• _Exercise details_: Reproduce every record below exactly as written, leaving out any pictures.

___ Records shown

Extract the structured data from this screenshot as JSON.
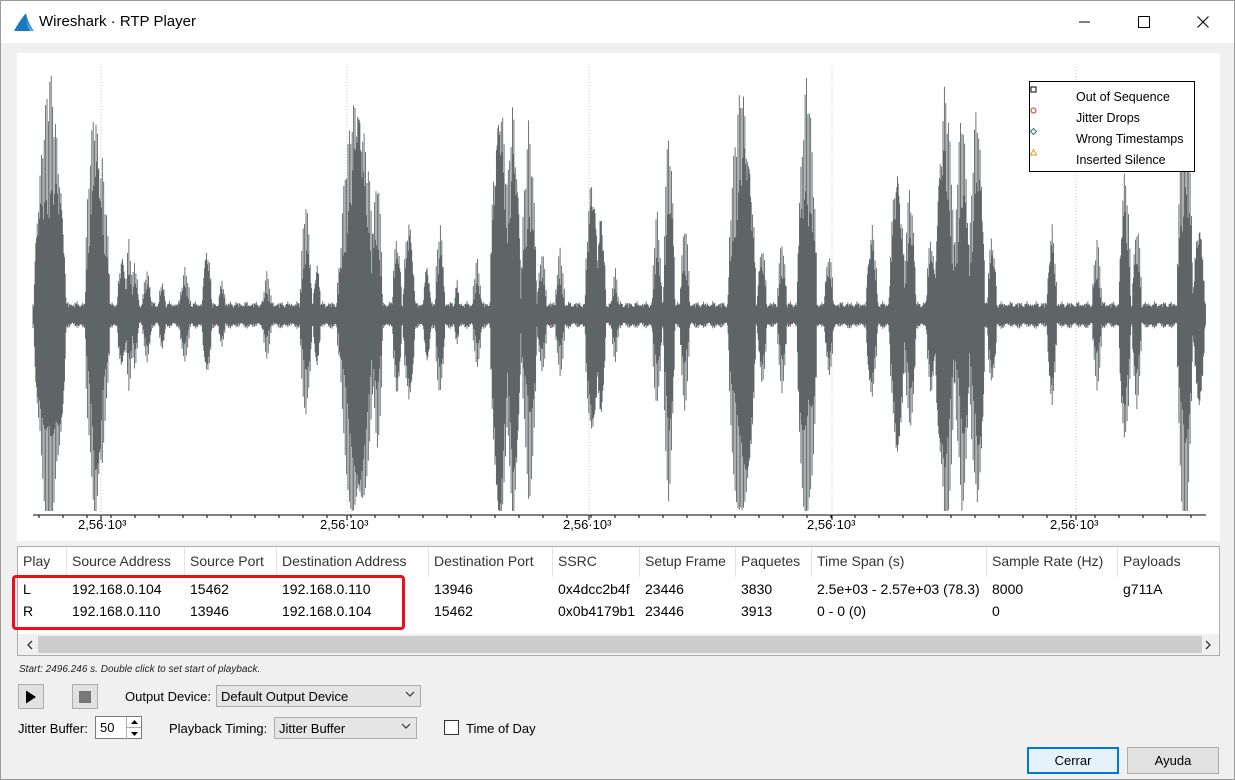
{
  "window": {
    "title": "Wireshark · RTP Player",
    "icon": "wireshark-fin-icon",
    "controls": [
      "minimize-icon",
      "maximize-icon",
      "close-icon"
    ]
  },
  "waveform": {
    "x_tick_labels": [
      "2,56·10³",
      "2,56·10³",
      "2,56·10³",
      "2,56·10³",
      "2,56·10³"
    ],
    "wave_color": "#5f6466",
    "legend": [
      {
        "label": "Out of Sequence",
        "marker": "square",
        "color": "#000000"
      },
      {
        "label": "Jitter Drops",
        "marker": "circle",
        "color": "#d62728"
      },
      {
        "label": "Wrong Timestamps",
        "marker": "diamond",
        "color": "#2a7c6f"
      },
      {
        "label": "Inserted Silence",
        "marker": "triangle",
        "color": "#d6a31e"
      }
    ]
  },
  "table": {
    "columns": [
      "Play",
      "Source Address",
      "Source Port",
      "Destination Address",
      "Destination Port",
      "SSRC",
      "Setup Frame",
      "Paquetes",
      "Time Span (s)",
      "Sample Rate (Hz)",
      "Payloads"
    ],
    "rows": [
      [
        "L",
        "192.168.0.104",
        "15462",
        "192.168.0.110",
        "13946",
        "0x4dcc2b4f",
        "23446",
        "3830",
        "2.5e+03 - 2.57e+03 (78.3)",
        "8000",
        "g711A"
      ],
      [
        "R",
        "192.168.0.110",
        "13946",
        "192.168.0.104",
        "15462",
        "0x0b4179b1",
        "23446",
        "3913",
        "0 - 0 (0)",
        "0",
        ""
      ]
    ],
    "highlight_color": "#e8101a"
  },
  "hint": "Start: 2496.246 s. Double click to set start of playback.",
  "controls": {
    "output_device_label": "Output Device:",
    "output_device_value": "Default Output Device",
    "jitter_buffer_label": "Jitter Buffer:",
    "jitter_buffer_value": "50",
    "playback_timing_label": "Playback Timing:",
    "playback_timing_value": "Jitter Buffer",
    "time_of_day_label": "Time of Day",
    "time_of_day_checked": false
  },
  "buttons": {
    "close_label": "Cerrar",
    "help_label": "Ayuda"
  },
  "accent_color": "#0078d7"
}
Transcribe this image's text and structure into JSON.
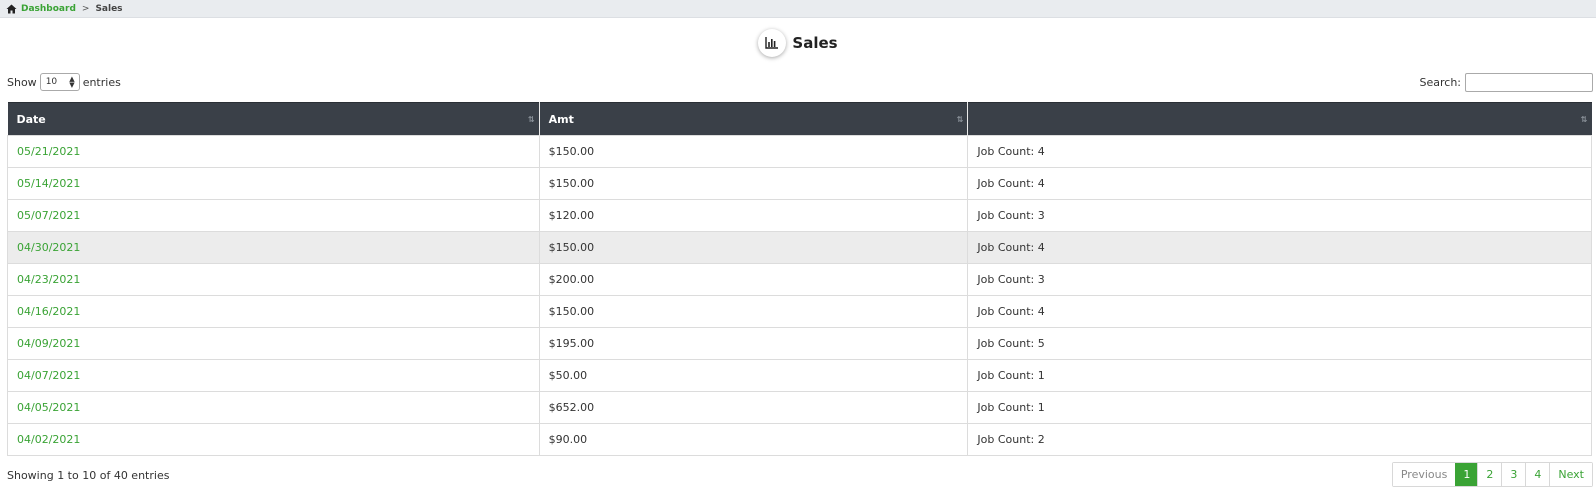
{
  "breadcrumb": {
    "home_label": "Dashboard",
    "separator": ">",
    "current": "Sales"
  },
  "page": {
    "title": "Sales",
    "icon": "bar-chart-icon"
  },
  "length": {
    "show_label": "Show",
    "value": "10",
    "entries_label": "entries"
  },
  "search": {
    "label": "Search:",
    "value": "",
    "placeholder": ""
  },
  "table": {
    "columns": [
      "Date",
      "Amt",
      ""
    ],
    "rows": [
      {
        "date": "05/21/2021",
        "amt": "$150.00",
        "jobs": "Job Count: 4"
      },
      {
        "date": "05/14/2021",
        "amt": "$150.00",
        "jobs": "Job Count: 4"
      },
      {
        "date": "05/07/2021",
        "amt": "$120.00",
        "jobs": "Job Count: 3"
      },
      {
        "date": "04/30/2021",
        "amt": "$150.00",
        "jobs": "Job Count: 4"
      },
      {
        "date": "04/23/2021",
        "amt": "$200.00",
        "jobs": "Job Count: 3"
      },
      {
        "date": "04/16/2021",
        "amt": "$150.00",
        "jobs": "Job Count: 4"
      },
      {
        "date": "04/09/2021",
        "amt": "$195.00",
        "jobs": "Job Count: 5"
      },
      {
        "date": "04/07/2021",
        "amt": "$50.00",
        "jobs": "Job Count: 1"
      },
      {
        "date": "04/05/2021",
        "amt": "$652.00",
        "jobs": "Job Count: 1"
      },
      {
        "date": "04/02/2021",
        "amt": "$90.00",
        "jobs": "Job Count: 2"
      }
    ]
  },
  "info": "Showing 1 to 10 of 40 entries",
  "pagination": {
    "previous": "Previous",
    "pages": [
      "1",
      "2",
      "3",
      "4"
    ],
    "next": "Next",
    "active": "1"
  },
  "colors": {
    "accent": "#3aa335",
    "header_bg": "#3a4048",
    "breadcrumb_bg": "#e9ecef",
    "hover_row": "#ececec"
  }
}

______

• _Solution to the problem_:
Extract the structured data from this screenshot as JSON.
{
  "window": {
    "title": "Wireshark · RTP Player",
    "icon": "wireshark-fin-icon",
    "controls": [
      "minimize-icon",
      "maximize-icon",
      "close-icon"
    ]
  },
  "waveform": {
    "x_tick_labels": [
      "2,56·10³",
      "2,56·10³",
      "2,56·10³",
      "2,56·10³",
      "2,56·10³"
    ],
    "wave_color": "#5f6466",
    "legend": [
      {
        "label": "Out of Sequence",
        "marker": "square",
        "color": "#000000"
      },
      {
        "label": "Jitter Drops",
        "marker": "circle",
        "color": "#d62728"
      },
      {
        "label": "Wrong Timestamps",
        "marker": "diamond",
        "color": "#2a7c6f"
      },
      {
        "label": "Inserted Silence",
        "marker": "triangle",
        "color": "#d6a31e"
      }
    ]
  },
  "table": {
    "columns": [
      "Play",
      "Source Address",
      "Source Port",
      "Destination Address",
      "Destination Port",
      "SSRC",
      "Setup Frame",
      "Paquetes",
      "Time Span (s)",
      "Sample Rate (Hz)",
      "Payloads"
    ],
    "rows": [
      [
        "L",
        "192.168.0.104",
        "15462",
        "192.168.0.110",
        "13946",
        "0x4dcc2b4f",
        "23446",
        "3830",
        "2.5e+03 - 2.57e+03 (78.3)",
        "8000",
        "g711A"
      ],
      [
        "R",
        "192.168.0.110",
        "13946",
        "192.168.0.104",
        "15462",
        "0x0b4179b1",
        "23446",
        "3913",
        "0 - 0 (0)",
        "0",
        ""
      ]
    ],
    "highlight_color": "#e8101a"
  },
  "hint": "Start: 2496.246 s. Double click to set start of playback.",
  "controls": {
    "output_device_label": "Output Device:",
    "output_device_value": "Default Output Device",
    "jitter_buffer_label": "Jitter Buffer:",
    "jitter_buffer_value": "50",
    "playback_timing_label": "Playback Timing:",
    "playback_timing_value": "Jitter Buffer",
    "time_of_day_label": "Time of Day",
    "time_of_day_checked": false
  },
  "buttons": {
    "close_label": "Cerrar",
    "help_label": "Ayuda"
  },
  "accent_color": "#0078d7"
}
Transcribe this image's text and structure into JSON.
{
  "breadcrumb": {
    "home_label": "Dashboard",
    "separator": ">",
    "current": "Sales"
  },
  "page": {
    "title": "Sales",
    "icon": "bar-chart-icon"
  },
  "length": {
    "show_label": "Show",
    "value": "10",
    "entries_label": "entries"
  },
  "search": {
    "label": "Search:",
    "value": "",
    "placeholder": ""
  },
  "table": {
    "columns": [
      "Date",
      "Amt",
      ""
    ],
    "rows": [
      {
        "date": "05/21/2021",
        "amt": "$150.00",
        "jobs": "Job Count: 4"
      },
      {
        "date": "05/14/2021",
        "amt": "$150.00",
        "jobs": "Job Count: 4"
      },
      {
        "date": "05/07/2021",
        "amt": "$120.00",
        "jobs": "Job Count: 3"
      },
      {
        "date": "04/30/2021",
        "amt": "$150.00",
        "jobs": "Job Count: 4"
      },
      {
        "date": "04/23/2021",
        "amt": "$200.00",
        "jobs": "Job Count: 3"
      },
      {
        "date": "04/16/2021",
        "amt": "$150.00",
        "jobs": "Job Count: 4"
      },
      {
        "date": "04/09/2021",
        "amt": "$195.00",
        "jobs": "Job Count: 5"
      },
      {
        "date": "04/07/2021",
        "amt": "$50.00",
        "jobs": "Job Count: 1"
      },
      {
        "date": "04/05/2021",
        "amt": "$652.00",
        "jobs": "Job Count: 1"
      },
      {
        "date": "04/02/2021",
        "amt": "$90.00",
        "jobs": "Job Count: 2"
      }
    ]
  },
  "info": "Showing 1 to 10 of 40 entries",
  "pagination": {
    "previous": "Previous",
    "pages": [
      "1",
      "2",
      "3",
      "4"
    ],
    "next": "Next",
    "active": "1"
  },
  "colors": {
    "accent": "#3aa335",
    "header_bg": "#3a4048",
    "breadcrumb_bg": "#e9ecef",
    "hover_row": "#ececec"
  }
}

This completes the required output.